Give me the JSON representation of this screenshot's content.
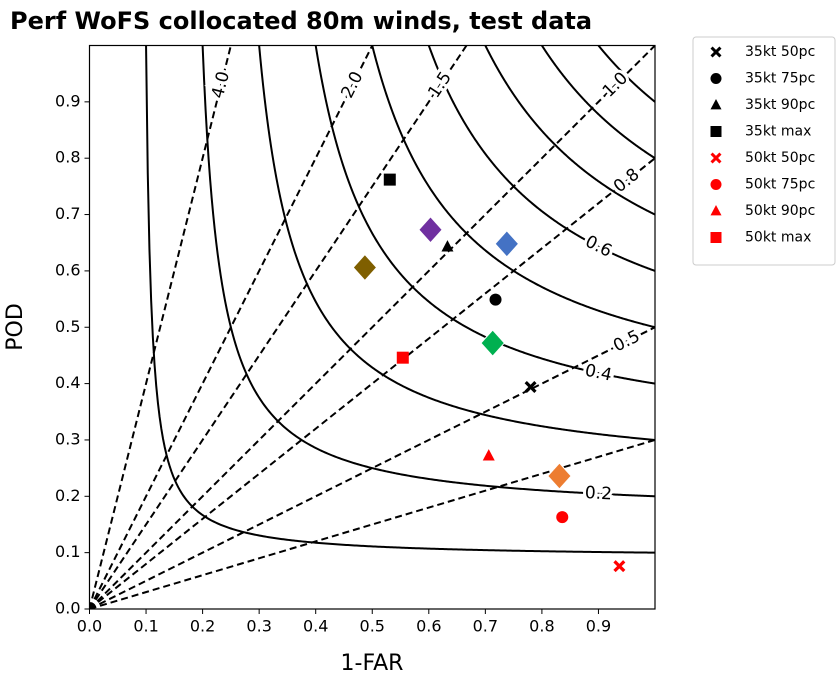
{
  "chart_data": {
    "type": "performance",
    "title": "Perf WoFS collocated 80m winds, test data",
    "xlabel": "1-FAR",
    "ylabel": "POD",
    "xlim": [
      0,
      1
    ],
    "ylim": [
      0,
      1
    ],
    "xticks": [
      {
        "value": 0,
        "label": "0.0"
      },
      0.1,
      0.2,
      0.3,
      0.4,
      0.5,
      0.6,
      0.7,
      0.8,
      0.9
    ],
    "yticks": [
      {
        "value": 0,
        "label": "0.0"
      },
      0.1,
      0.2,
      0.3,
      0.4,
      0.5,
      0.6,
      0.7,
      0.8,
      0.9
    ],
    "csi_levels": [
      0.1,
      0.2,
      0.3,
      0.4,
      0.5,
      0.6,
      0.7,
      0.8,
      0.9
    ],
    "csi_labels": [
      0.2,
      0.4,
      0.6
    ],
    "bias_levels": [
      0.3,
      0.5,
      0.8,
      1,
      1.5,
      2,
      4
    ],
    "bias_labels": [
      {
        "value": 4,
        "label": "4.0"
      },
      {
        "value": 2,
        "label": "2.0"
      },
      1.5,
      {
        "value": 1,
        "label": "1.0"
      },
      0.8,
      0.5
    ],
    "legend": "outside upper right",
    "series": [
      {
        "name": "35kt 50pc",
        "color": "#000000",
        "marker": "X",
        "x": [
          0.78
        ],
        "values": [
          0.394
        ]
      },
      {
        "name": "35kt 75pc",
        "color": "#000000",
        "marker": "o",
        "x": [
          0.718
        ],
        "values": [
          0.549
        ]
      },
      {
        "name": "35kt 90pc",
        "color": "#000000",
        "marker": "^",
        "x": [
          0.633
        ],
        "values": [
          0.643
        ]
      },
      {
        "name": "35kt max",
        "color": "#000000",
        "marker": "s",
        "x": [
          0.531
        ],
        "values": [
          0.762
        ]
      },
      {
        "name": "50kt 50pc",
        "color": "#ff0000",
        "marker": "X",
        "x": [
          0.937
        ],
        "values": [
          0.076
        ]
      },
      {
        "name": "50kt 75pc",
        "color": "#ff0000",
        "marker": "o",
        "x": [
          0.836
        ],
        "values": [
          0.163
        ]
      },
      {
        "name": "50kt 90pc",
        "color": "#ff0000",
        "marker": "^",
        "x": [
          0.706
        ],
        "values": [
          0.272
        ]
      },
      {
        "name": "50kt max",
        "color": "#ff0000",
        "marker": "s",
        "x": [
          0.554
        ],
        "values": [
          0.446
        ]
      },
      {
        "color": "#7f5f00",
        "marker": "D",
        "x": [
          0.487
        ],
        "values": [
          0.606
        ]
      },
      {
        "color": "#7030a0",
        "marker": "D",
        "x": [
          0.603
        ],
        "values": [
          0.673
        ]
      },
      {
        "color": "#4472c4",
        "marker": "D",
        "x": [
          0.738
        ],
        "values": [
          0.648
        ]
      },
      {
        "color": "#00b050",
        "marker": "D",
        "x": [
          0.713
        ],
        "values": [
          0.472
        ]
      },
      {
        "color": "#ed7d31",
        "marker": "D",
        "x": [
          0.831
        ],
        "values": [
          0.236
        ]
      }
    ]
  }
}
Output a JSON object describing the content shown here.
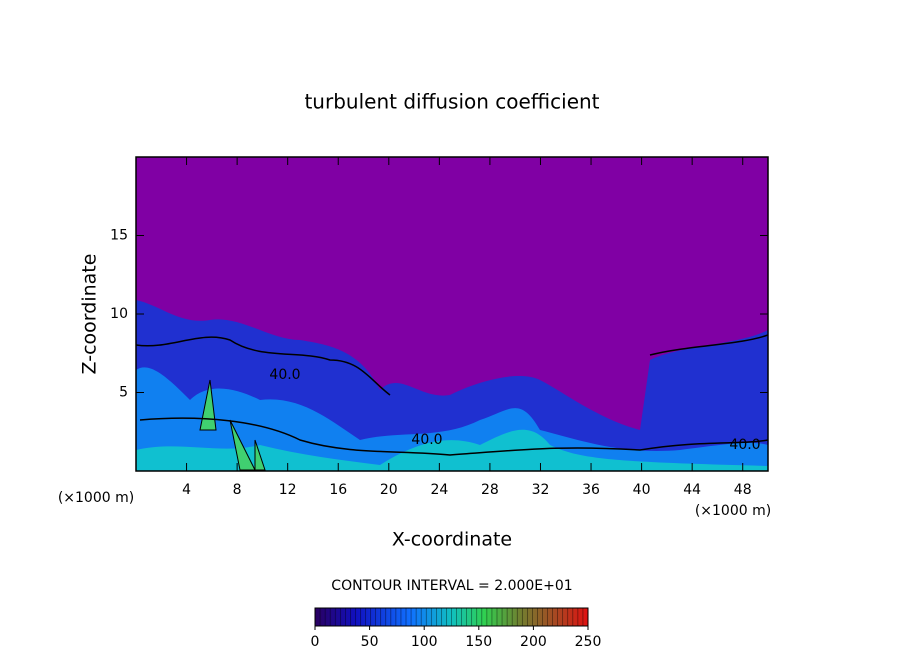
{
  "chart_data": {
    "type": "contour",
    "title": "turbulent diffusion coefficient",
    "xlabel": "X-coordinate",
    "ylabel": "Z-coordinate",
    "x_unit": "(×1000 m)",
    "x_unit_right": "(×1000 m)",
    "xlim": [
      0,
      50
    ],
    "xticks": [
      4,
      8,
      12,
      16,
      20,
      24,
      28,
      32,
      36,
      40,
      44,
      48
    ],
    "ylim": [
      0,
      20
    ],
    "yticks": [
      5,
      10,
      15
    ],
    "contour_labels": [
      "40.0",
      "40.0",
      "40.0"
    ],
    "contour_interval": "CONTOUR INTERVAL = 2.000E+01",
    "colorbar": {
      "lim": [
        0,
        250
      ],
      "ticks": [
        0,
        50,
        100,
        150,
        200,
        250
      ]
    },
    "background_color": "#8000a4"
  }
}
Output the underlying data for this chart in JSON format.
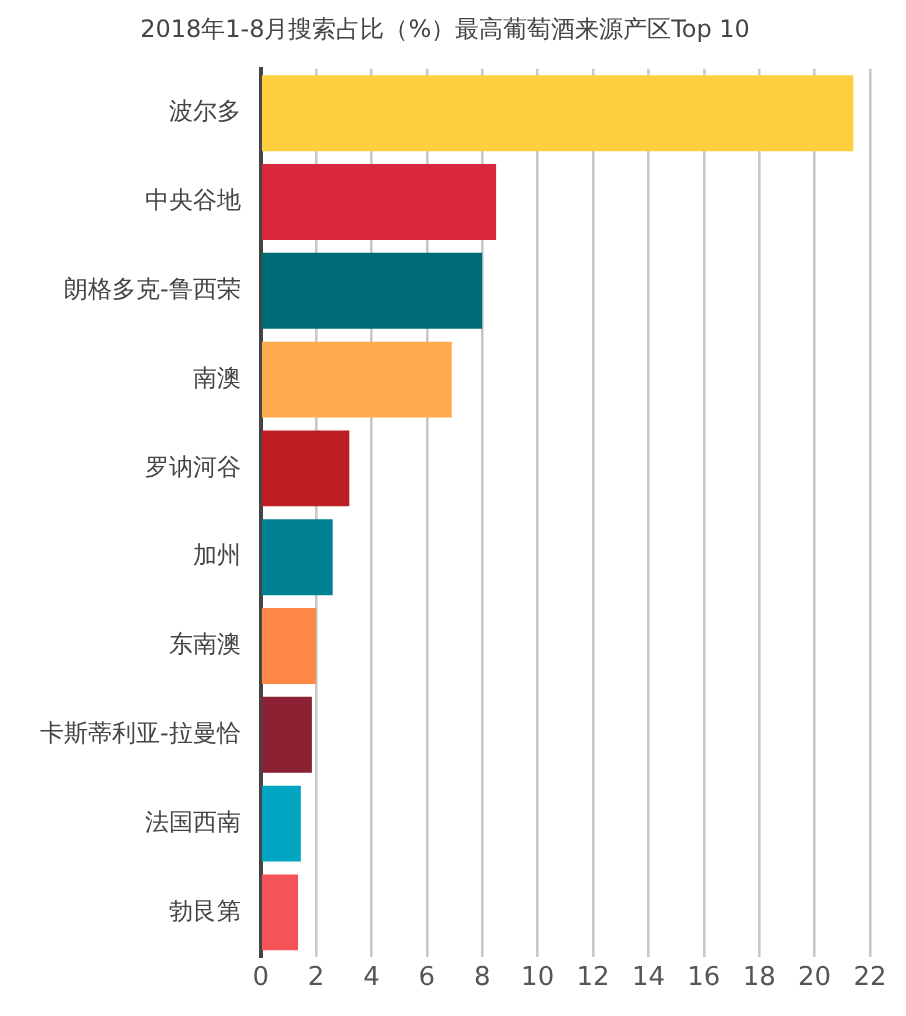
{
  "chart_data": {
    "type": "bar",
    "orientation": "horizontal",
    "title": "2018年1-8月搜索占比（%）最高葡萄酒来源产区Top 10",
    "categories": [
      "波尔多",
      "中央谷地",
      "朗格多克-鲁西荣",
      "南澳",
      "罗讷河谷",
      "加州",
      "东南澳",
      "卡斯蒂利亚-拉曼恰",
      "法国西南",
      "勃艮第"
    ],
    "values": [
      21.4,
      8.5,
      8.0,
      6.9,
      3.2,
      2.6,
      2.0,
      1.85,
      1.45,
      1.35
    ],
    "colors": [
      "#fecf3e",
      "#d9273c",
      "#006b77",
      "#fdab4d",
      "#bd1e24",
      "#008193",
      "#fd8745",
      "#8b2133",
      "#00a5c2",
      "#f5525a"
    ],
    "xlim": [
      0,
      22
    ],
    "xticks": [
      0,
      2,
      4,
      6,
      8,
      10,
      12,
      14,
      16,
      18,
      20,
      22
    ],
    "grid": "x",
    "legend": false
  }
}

Short exercise: Reproduce the material above in full, exactly, with no images.

Final result:
Give me the JSON representation of this screenshot's content.
{
  "chart_data": {
    "type": "performance",
    "title": "Perf WoFS collocated 80m winds, test data",
    "xlabel": "1-FAR",
    "ylabel": "POD",
    "xlim": [
      0,
      1
    ],
    "ylim": [
      0,
      1
    ],
    "xticks": [
      {
        "value": 0,
        "label": "0.0"
      },
      0.1,
      0.2,
      0.3,
      0.4,
      0.5,
      0.6,
      0.7,
      0.8,
      0.9
    ],
    "yticks": [
      {
        "value": 0,
        "label": "0.0"
      },
      0.1,
      0.2,
      0.3,
      0.4,
      0.5,
      0.6,
      0.7,
      0.8,
      0.9
    ],
    "csi_levels": [
      0.1,
      0.2,
      0.3,
      0.4,
      0.5,
      0.6,
      0.7,
      0.8,
      0.9
    ],
    "csi_labels": [
      0.2,
      0.4,
      0.6
    ],
    "bias_levels": [
      0.3,
      0.5,
      0.8,
      1,
      1.5,
      2,
      4
    ],
    "bias_labels": [
      {
        "value": 4,
        "label": "4.0"
      },
      {
        "value": 2,
        "label": "2.0"
      },
      1.5,
      {
        "value": 1,
        "label": "1.0"
      },
      0.8,
      0.5
    ],
    "legend": "outside upper right",
    "series": [
      {
        "name": "35kt 50pc",
        "color": "#000000",
        "marker": "X",
        "x": [
          0.78
        ],
        "values": [
          0.394
        ]
      },
      {
        "name": "35kt 75pc",
        "color": "#000000",
        "marker": "o",
        "x": [
          0.718
        ],
        "values": [
          0.549
        ]
      },
      {
        "name": "35kt 90pc",
        "color": "#000000",
        "marker": "^",
        "x": [
          0.633
        ],
        "values": [
          0.643
        ]
      },
      {
        "name": "35kt max",
        "color": "#000000",
        "marker": "s",
        "x": [
          0.531
        ],
        "values": [
          0.762
        ]
      },
      {
        "name": "50kt 50pc",
        "color": "#ff0000",
        "marker": "X",
        "x": [
          0.937
        ],
        "values": [
          0.076
        ]
      },
      {
        "name": "50kt 75pc",
        "color": "#ff0000",
        "marker": "o",
        "x": [
          0.836
        ],
        "values": [
          0.163
        ]
      },
      {
        "name": "50kt 90pc",
        "color": "#ff0000",
        "marker": "^",
        "x": [
          0.706
        ],
        "values": [
          0.272
        ]
      },
      {
        "name": "50kt max",
        "color": "#ff0000",
        "marker": "s",
        "x": [
          0.554
        ],
        "values": [
          0.446
        ]
      },
      {
        "color": "#7f5f00",
        "marker": "D",
        "x": [
          0.487
        ],
        "values": [
          0.606
        ]
      },
      {
        "color": "#7030a0",
        "marker": "D",
        "x": [
          0.603
        ],
        "values": [
          0.673
        ]
      },
      {
        "color": "#4472c4",
        "marker": "D",
        "x": [
          0.738
        ],
        "values": [
          0.648
        ]
      },
      {
        "color": "#00b050",
        "marker": "D",
        "x": [
          0.713
        ],
        "values": [
          0.472
        ]
      },
      {
        "color": "#ed7d31",
        "marker": "D",
        "x": [
          0.831
        ],
        "values": [
          0.236
        ]
      }
    ]
  }
}
Output a JSON object describing the content shown here.
{
  "chart_data": {
    "type": "contour",
    "title": "turbulent diffusion coefficient",
    "xlabel": "X-coordinate",
    "ylabel": "Z-coordinate",
    "x_unit": "(×1000 m)",
    "x_unit_right": "(×1000 m)",
    "xlim": [
      0,
      50
    ],
    "xticks": [
      4,
      8,
      12,
      16,
      20,
      24,
      28,
      32,
      36,
      40,
      44,
      48
    ],
    "ylim": [
      0,
      20
    ],
    "yticks": [
      5,
      10,
      15
    ],
    "contour_labels": [
      "40.0",
      "40.0",
      "40.0"
    ],
    "contour_interval": "CONTOUR INTERVAL = 2.000E+01",
    "colorbar": {
      "lim": [
        0,
        250
      ],
      "ticks": [
        0,
        50,
        100,
        150,
        200,
        250
      ]
    },
    "background_color": "#8000a4"
  }
}
Output the underlying data for this chart in JSON format.
{
  "chart_data": {
    "type": "bar",
    "orientation": "horizontal",
    "title": "2018年1-8月搜索占比（%）最高葡萄酒来源产区Top 10",
    "categories": [
      "波尔多",
      "中央谷地",
      "朗格多克-鲁西荣",
      "南澳",
      "罗讷河谷",
      "加州",
      "东南澳",
      "卡斯蒂利亚-拉曼恰",
      "法国西南",
      "勃艮第"
    ],
    "values": [
      21.4,
      8.5,
      8.0,
      6.9,
      3.2,
      2.6,
      2.0,
      1.85,
      1.45,
      1.35
    ],
    "colors": [
      "#fecf3e",
      "#d9273c",
      "#006b77",
      "#fdab4d",
      "#bd1e24",
      "#008193",
      "#fd8745",
      "#8b2133",
      "#00a5c2",
      "#f5525a"
    ],
    "xlim": [
      0,
      22
    ],
    "xticks": [
      0,
      2,
      4,
      6,
      8,
      10,
      12,
      14,
      16,
      18,
      20,
      22
    ],
    "grid": "x",
    "legend": false
  }
}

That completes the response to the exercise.